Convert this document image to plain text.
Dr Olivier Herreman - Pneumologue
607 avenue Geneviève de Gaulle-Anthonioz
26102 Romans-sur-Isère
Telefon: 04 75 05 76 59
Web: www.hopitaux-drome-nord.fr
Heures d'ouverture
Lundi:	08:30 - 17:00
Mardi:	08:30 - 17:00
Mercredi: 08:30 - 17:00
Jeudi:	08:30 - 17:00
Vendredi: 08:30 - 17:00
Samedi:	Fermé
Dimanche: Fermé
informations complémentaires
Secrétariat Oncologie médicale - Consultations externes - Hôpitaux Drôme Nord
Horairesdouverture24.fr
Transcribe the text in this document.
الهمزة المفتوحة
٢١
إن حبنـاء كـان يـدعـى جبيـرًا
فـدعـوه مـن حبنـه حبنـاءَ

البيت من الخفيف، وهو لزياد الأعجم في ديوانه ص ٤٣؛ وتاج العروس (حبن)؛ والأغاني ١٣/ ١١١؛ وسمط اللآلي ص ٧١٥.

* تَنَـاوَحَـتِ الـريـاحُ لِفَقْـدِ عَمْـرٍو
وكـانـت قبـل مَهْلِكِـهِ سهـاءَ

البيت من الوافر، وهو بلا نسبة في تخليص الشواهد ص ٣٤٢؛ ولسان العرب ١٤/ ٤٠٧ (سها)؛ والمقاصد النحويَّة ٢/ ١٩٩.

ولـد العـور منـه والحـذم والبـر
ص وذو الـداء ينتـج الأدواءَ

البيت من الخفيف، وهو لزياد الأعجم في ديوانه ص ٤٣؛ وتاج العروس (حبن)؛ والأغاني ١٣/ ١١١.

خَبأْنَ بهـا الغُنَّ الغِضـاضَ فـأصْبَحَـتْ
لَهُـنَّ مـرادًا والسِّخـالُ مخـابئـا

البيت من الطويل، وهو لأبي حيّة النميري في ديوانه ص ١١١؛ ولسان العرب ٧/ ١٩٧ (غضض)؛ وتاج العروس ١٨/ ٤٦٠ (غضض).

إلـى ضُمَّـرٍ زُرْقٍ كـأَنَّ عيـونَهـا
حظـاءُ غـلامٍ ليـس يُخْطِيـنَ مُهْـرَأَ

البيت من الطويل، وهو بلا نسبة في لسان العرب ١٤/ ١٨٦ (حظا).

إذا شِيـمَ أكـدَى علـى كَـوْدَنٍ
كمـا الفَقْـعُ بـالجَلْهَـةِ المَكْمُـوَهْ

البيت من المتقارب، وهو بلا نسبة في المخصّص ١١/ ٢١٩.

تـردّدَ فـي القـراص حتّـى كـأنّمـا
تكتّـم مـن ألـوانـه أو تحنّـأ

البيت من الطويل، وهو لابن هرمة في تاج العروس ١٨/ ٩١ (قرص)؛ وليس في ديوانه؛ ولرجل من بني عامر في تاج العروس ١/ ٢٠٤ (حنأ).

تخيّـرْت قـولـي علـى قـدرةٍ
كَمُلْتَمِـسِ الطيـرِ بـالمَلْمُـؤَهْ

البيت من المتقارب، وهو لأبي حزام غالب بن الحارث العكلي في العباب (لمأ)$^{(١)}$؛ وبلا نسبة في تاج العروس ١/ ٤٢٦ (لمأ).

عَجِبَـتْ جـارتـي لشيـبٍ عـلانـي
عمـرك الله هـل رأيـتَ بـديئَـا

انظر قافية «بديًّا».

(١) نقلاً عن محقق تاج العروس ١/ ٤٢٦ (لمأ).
....
> Stated task:
Copy every line above that includes the string "وتاج".

> The completed task:
البيت من الخفيف، وهو لزياد الأعجم في ديوانه ص ٤٣؛ وتاج العروس (حبن)؛ والأغاني ١٣/ ١١١؛ وسمط اللآلي ص ٧١٥.
البيت من الخفيف، وهو لزياد الأعجم في ديوانه ص ٤٣؛ وتاج العروس (حبن)؛ والأغاني ١٣/ ١١١.
البيت من الطويل، وهو لأبي حيّة النميري في ديوانه ص ١١١؛ ولسان العرب ٧/ ١٩٧ (غضض)؛ وتاج العروس ١٨/ ٤٦٠ (غضض).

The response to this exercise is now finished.